— BEGIN —
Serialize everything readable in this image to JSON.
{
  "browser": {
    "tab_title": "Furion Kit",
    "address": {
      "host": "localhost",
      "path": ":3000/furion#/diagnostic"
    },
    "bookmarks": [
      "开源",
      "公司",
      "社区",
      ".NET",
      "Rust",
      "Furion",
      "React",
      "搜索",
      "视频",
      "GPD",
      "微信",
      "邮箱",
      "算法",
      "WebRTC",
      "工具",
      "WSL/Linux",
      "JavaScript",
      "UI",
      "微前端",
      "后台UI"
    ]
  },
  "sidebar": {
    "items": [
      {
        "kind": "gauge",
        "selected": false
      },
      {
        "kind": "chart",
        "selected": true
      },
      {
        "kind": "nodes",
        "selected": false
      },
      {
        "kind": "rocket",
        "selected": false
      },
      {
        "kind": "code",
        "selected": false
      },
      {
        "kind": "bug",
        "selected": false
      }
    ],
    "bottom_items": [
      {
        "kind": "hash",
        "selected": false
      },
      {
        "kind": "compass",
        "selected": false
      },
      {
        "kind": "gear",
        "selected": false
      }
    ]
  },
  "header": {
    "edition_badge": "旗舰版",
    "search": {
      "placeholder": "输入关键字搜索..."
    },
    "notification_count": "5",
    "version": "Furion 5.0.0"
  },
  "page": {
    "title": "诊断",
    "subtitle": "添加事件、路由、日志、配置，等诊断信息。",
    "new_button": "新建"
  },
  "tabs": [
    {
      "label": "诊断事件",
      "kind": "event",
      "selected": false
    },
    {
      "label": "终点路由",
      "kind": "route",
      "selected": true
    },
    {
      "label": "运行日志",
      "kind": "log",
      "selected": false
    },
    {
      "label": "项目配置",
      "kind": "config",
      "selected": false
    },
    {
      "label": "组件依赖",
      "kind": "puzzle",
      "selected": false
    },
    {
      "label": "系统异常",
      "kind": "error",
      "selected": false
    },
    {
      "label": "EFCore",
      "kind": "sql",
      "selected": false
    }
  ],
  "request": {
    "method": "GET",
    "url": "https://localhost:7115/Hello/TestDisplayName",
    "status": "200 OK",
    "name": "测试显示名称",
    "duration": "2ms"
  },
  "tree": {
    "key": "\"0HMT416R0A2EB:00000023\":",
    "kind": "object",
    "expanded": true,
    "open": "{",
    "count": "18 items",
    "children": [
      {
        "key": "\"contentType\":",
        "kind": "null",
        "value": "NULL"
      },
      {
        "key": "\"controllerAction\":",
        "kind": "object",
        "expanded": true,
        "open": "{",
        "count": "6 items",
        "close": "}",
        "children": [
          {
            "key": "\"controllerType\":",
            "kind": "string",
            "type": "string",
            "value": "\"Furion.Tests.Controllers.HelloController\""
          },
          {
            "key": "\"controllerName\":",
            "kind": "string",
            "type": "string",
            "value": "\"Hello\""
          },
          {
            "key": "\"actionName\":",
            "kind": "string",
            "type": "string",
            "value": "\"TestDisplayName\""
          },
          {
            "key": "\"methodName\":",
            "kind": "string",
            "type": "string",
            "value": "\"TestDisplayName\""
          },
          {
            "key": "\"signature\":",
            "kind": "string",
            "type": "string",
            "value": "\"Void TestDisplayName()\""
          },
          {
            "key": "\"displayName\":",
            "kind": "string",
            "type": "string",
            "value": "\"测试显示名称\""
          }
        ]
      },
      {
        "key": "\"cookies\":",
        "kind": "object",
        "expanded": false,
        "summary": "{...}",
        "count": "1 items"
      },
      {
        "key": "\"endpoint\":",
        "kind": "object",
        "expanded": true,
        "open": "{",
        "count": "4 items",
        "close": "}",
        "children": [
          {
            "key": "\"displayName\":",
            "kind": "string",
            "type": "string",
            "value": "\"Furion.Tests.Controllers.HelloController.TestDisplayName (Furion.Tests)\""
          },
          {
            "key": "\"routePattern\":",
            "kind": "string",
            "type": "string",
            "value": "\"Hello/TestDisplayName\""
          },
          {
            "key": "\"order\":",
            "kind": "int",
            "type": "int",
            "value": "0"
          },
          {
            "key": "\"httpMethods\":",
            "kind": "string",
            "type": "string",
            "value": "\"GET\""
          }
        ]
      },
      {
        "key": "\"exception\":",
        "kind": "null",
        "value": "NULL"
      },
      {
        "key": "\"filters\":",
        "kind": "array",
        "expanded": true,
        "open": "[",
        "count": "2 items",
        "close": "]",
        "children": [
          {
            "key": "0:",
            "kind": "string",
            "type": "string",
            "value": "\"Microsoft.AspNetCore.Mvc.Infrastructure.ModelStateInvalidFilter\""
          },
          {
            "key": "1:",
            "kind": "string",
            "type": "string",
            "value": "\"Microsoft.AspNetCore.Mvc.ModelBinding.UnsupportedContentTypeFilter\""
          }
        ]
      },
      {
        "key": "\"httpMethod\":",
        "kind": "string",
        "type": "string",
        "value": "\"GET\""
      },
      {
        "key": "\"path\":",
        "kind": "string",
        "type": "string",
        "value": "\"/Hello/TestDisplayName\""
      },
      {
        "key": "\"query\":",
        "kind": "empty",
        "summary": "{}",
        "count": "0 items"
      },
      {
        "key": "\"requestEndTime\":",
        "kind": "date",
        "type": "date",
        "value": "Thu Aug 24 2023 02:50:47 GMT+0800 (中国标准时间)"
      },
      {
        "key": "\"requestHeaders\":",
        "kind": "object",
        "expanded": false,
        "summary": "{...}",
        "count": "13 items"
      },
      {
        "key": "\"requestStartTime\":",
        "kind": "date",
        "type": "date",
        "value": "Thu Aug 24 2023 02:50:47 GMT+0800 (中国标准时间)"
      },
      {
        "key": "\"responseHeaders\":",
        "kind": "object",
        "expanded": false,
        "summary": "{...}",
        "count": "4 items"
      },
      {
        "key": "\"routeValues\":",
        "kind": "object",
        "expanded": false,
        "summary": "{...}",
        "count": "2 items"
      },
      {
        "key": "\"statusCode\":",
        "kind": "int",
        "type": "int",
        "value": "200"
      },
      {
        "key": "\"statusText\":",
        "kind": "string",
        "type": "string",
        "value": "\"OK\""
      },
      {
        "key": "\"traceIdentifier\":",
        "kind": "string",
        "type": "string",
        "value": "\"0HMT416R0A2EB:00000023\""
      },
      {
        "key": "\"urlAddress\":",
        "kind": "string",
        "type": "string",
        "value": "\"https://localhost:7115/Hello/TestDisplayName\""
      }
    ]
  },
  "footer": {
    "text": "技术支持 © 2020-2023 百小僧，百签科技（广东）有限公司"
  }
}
— END —
- _Stated problem_
Quote all of the entries exactly as they appear.

- _Exercise result_
Serialize everything readable in this image to JSON.
{
  "browser": {
    "tab_title": "Furion Kit",
    "address": {
      "host": "localhost",
      "path": ":3000/furion#/diagnostic"
    },
    "bookmarks": [
      "开源",
      "公司",
      "社区",
      ".NET",
      "Rust",
      "Furion",
      "React",
      "搜索",
      "视频",
      "GPD",
      "微信",
      "邮箱",
      "算法",
      "WebRTC",
      "工具",
      "WSL/Linux",
      "JavaScript",
      "UI",
      "微前端",
      "后台UI"
    ]
  },
  "sidebar": {
    "items": [
      {
        "kind": "gauge",
        "selected": false
      },
      {
        "kind": "chart",
        "selected": true
      },
      {
        "kind": "nodes",
        "selected": false
      },
      {
        "kind": "rocket",
        "selected": false
      },
      {
        "kind": "code",
        "selected": false
      },
      {
        "kind": "bug",
        "selected": false
      }
    ],
    "bottom_items": [
      {
        "kind": "hash",
        "selected": false
      },
      {
        "kind": "compass",
        "selected": false
      },
      {
        "kind": "gear",
        "selected": false
      }
    ]
  },
  "header": {
    "edition_badge": "旗舰版",
    "search": {
      "placeholder": "输入关键字搜索..."
    },
    "notification_count": "5",
    "version": "Furion 5.0.0"
  },
  "page": {
    "title": "诊断",
    "subtitle": "添加事件、路由、日志、配置，等诊断信息。",
    "new_button": "新建"
  },
  "tabs": [
    {
      "label": "诊断事件",
      "kind": "event",
      "selected": false
    },
    {
      "label": "终点路由",
      "kind": "route",
      "selected": true
    },
    {
      "label": "运行日志",
      "kind": "log",
      "selected": false
    },
    {
      "label": "项目配置",
      "kind": "config",
      "selected": false
    },
    {
      "label": "组件依赖",
      "kind": "puzzle",
      "selected": false
    },
    {
      "label": "系统异常",
      "kind": "error",
      "selected": false
    },
    {
      "label": "EFCore",
      "kind": "sql",
      "selected": false
    }
  ],
  "request": {
    "method": "GET",
    "url": "https://localhost:7115/Hello/TestDisplayName",
    "status": "200 OK",
    "name": "测试显示名称",
    "duration": "2ms"
  },
  "tree": {
    "key": "\"0HMT416R0A2EB:00000023\":",
    "kind": "object",
    "expanded": true,
    "open": "{",
    "count": "18 items",
    "children": [
      {
        "key": "\"contentType\":",
        "kind": "null",
        "value": "NULL"
      },
      {
        "key": "\"controllerAction\":",
        "kind": "object",
        "expanded": true,
        "open": "{",
        "count": "6 items",
        "close": "}",
        "children": [
          {
            "key": "\"controllerType\":",
            "kind": "string",
            "type": "string",
            "value": "\"Furion.Tests.Controllers.HelloController\""
          },
          {
            "key": "\"controllerName\":",
            "kind": "string",
            "type": "string",
            "value": "\"Hello\""
          },
          {
            "key": "\"actionName\":",
            "kind": "string",
            "type": "string",
            "value": "\"TestDisplayName\""
          },
          {
            "key": "\"methodName\":",
            "kind": "string",
            "type": "string",
            "value": "\"TestDisplayName\""
          },
          {
            "key": "\"signature\":",
            "kind": "string",
            "type": "string",
            "value": "\"Void TestDisplayName()\""
          },
          {
            "key": "\"displayName\":",
            "kind": "string",
            "type": "string",
            "value": "\"测试显示名称\""
          }
        ]
      },
      {
        "key": "\"cookies\":",
        "kind": "object",
        "expanded": false,
        "summary": "{...}",
        "count": "1 items"
      },
      {
        "key": "\"endpoint\":",
        "kind": "object",
        "expanded": true,
        "open": "{",
        "count": "4 items",
        "close": "}",
        "children": [
          {
            "key": "\"displayName\":",
            "kind": "string",
            "type": "string",
            "value": "\"Furion.Tests.Controllers.HelloController.TestDisplayName (Furion.Tests)\""
          },
          {
            "key": "\"routePattern\":",
            "kind": "string",
            "type": "string",
            "value": "\"Hello/TestDisplayName\""
          },
          {
            "key": "\"order\":",
            "kind": "int",
            "type": "int",
            "value": "0"
          },
          {
            "key": "\"httpMethods\":",
            "kind": "string",
            "type": "string",
            "value": "\"GET\""
          }
        ]
      },
      {
        "key": "\"exception\":",
        "kind": "null",
        "value": "NULL"
      },
      {
        "key": "\"filters\":",
        "kind": "array",
        "expanded": true,
        "open": "[",
        "count": "2 items",
        "close": "]",
        "children": [
          {
            "key": "0:",
            "kind": "string",
            "type": "string",
            "value": "\"Microsoft.AspNetCore.Mvc.Infrastructure.ModelStateInvalidFilter\""
          },
          {
            "key": "1:",
            "kind": "string",
            "type": "string",
            "value": "\"Microsoft.AspNetCore.Mvc.ModelBinding.UnsupportedContentTypeFilter\""
          }
        ]
      },
      {
        "key": "\"httpMethod\":",
        "kind": "string",
        "type": "string",
        "value": "\"GET\""
      },
      {
        "key": "\"path\":",
        "kind": "string",
        "type": "string",
        "value": "\"/Hello/TestDisplayName\""
      },
      {
        "key": "\"query\":",
        "kind": "empty",
        "summary": "{}",
        "count": "0 items"
      },
      {
        "key": "\"requestEndTime\":",
        "kind": "date",
        "type": "date",
        "value": "Thu Aug 24 2023 02:50:47 GMT+0800 (中国标准时间)"
      },
      {
        "key": "\"requestHeaders\":",
        "kind": "object",
        "expanded": false,
        "summary": "{...}",
        "count": "13 items"
      },
      {
        "key": "\"requestStartTime\":",
        "kind": "date",
        "type": "date",
        "value": "Thu Aug 24 2023 02:50:47 GMT+0800 (中国标准时间)"
      },
      {
        "key": "\"responseHeaders\":",
        "kind": "object",
        "expanded": false,
        "summary": "{...}",
        "count": "4 items"
      },
      {
        "key": "\"routeValues\":",
        "kind": "object",
        "expanded": false,
        "summary": "{...}",
        "count": "2 items"
      },
      {
        "key": "\"statusCode\":",
        "kind": "int",
        "type": "int",
        "value": "200"
      },
      {
        "key": "\"statusText\":",
        "kind": "string",
        "type": "string",
        "value": "\"OK\""
      },
      {
        "key": "\"traceIdentifier\":",
        "kind": "string",
        "type": "string",
        "value": "\"0HMT416R0A2EB:00000023\""
      },
      {
        "key": "\"urlAddress\":",
        "kind": "string",
        "type": "string",
        "value": "\"https://localhost:7115/Hello/TestDisplayName\""
      }
    ]
  },
  "footer": {
    "text": "技术支持 © 2020-2023 百小僧，百签科技（广东）有限公司"
  }
}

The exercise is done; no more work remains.